### GOAL OF THE EXERCISE
All lines in which the word "taux" occurs are to be extracted.

Data extracted from a collection
**********

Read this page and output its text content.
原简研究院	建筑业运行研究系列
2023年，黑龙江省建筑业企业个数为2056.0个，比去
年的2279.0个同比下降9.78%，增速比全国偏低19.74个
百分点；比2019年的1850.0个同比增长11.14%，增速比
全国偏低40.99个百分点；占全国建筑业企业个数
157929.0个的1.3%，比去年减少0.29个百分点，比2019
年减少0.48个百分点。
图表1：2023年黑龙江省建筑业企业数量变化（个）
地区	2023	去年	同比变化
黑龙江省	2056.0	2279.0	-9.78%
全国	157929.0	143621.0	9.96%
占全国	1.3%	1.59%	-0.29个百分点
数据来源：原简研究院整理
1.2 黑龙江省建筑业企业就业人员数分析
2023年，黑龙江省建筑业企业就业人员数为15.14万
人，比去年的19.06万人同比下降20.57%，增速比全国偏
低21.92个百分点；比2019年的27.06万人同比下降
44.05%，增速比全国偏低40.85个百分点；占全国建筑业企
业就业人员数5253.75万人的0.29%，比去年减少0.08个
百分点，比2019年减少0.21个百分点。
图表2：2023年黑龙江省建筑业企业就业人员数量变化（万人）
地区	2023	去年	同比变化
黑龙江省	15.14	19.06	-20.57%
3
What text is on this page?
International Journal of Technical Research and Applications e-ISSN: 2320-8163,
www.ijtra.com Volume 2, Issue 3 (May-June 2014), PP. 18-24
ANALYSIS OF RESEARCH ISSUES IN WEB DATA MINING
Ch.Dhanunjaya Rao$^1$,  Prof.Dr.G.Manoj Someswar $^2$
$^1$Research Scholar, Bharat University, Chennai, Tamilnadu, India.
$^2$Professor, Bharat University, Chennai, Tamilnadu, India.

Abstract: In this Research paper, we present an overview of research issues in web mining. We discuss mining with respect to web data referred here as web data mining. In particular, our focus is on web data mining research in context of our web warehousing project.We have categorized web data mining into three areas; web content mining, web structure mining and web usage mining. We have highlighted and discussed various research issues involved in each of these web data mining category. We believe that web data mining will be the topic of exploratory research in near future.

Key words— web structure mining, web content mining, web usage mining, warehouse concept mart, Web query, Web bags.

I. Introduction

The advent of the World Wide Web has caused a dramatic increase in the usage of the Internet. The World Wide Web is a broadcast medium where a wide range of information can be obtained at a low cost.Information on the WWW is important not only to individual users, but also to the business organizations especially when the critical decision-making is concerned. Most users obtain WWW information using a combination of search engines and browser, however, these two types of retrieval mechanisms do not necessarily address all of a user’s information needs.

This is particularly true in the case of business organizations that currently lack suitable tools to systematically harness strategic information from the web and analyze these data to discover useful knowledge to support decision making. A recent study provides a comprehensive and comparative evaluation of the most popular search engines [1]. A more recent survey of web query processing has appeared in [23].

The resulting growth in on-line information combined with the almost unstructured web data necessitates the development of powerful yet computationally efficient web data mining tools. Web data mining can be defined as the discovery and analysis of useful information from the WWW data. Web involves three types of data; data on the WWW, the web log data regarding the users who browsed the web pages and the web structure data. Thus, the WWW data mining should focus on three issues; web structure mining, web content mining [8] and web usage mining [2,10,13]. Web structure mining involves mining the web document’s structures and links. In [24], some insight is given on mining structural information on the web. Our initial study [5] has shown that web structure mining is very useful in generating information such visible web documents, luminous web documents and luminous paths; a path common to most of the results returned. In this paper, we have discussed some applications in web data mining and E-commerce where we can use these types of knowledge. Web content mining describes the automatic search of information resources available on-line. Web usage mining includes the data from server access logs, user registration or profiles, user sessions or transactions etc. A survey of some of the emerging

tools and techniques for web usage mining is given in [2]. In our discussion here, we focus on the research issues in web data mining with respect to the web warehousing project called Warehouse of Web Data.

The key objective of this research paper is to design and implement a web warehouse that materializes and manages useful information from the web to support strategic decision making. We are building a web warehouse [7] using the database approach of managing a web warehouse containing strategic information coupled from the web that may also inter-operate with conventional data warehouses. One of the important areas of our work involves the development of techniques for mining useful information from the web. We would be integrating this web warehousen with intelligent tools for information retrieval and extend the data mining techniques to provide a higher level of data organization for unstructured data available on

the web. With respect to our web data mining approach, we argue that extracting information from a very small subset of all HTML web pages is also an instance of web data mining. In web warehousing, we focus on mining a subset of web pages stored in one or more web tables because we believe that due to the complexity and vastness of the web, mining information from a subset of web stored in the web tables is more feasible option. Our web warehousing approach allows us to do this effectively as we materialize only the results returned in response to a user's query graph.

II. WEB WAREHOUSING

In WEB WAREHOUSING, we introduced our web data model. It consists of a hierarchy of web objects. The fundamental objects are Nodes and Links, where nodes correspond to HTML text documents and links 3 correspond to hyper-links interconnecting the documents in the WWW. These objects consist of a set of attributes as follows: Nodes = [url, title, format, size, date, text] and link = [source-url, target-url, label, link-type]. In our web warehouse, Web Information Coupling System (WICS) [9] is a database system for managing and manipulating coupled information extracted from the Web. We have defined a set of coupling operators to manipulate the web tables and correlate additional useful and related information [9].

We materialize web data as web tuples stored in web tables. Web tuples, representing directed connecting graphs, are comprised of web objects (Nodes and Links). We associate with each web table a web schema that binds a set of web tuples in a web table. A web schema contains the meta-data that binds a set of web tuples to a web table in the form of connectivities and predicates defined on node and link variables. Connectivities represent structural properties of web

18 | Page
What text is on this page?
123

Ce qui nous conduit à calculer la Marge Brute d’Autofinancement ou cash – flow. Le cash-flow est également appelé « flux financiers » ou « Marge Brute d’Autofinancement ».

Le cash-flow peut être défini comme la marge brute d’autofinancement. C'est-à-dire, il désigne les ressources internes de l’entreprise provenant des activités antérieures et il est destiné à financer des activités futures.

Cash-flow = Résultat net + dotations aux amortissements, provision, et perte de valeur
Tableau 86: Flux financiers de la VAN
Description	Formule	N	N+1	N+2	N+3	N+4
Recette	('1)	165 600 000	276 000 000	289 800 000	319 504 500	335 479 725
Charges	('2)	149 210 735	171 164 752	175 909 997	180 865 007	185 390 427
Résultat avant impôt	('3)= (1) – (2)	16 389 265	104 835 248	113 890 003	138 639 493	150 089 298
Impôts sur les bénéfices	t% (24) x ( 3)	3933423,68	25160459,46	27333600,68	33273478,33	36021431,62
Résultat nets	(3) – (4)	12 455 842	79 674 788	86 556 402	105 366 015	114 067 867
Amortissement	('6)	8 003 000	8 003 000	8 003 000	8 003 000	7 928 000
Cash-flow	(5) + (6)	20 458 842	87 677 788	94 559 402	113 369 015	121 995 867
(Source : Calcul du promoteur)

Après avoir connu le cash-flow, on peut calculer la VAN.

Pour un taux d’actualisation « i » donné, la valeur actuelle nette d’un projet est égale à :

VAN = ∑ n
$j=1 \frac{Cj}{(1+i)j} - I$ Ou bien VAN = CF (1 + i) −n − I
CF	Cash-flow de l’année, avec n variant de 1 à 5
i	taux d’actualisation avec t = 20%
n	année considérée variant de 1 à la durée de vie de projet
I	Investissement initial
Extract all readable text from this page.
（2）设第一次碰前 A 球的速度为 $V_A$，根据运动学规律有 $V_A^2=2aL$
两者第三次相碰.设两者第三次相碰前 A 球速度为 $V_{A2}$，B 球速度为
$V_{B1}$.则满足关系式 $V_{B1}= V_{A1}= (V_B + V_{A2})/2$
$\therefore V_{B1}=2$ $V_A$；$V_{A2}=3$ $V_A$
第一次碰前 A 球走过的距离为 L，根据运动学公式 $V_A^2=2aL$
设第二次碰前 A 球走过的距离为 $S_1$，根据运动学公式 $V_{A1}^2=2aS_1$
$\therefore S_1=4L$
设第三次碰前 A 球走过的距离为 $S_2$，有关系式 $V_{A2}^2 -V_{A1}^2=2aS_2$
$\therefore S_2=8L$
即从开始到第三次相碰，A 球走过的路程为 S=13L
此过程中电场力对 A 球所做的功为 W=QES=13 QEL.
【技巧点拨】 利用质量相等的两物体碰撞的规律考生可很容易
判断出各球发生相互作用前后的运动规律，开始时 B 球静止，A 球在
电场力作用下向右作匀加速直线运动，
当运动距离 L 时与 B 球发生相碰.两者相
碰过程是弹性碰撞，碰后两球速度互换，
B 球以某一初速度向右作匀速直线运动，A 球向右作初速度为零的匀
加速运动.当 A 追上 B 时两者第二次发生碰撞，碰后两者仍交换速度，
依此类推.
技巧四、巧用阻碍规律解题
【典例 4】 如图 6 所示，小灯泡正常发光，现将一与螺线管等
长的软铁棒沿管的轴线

**********

### FULL OUTPUT
Pour un taux d’actualisation « i » donné, la valeur actuelle nette d’un projet est égale à :
i	taux d’actualisation avec t = 20%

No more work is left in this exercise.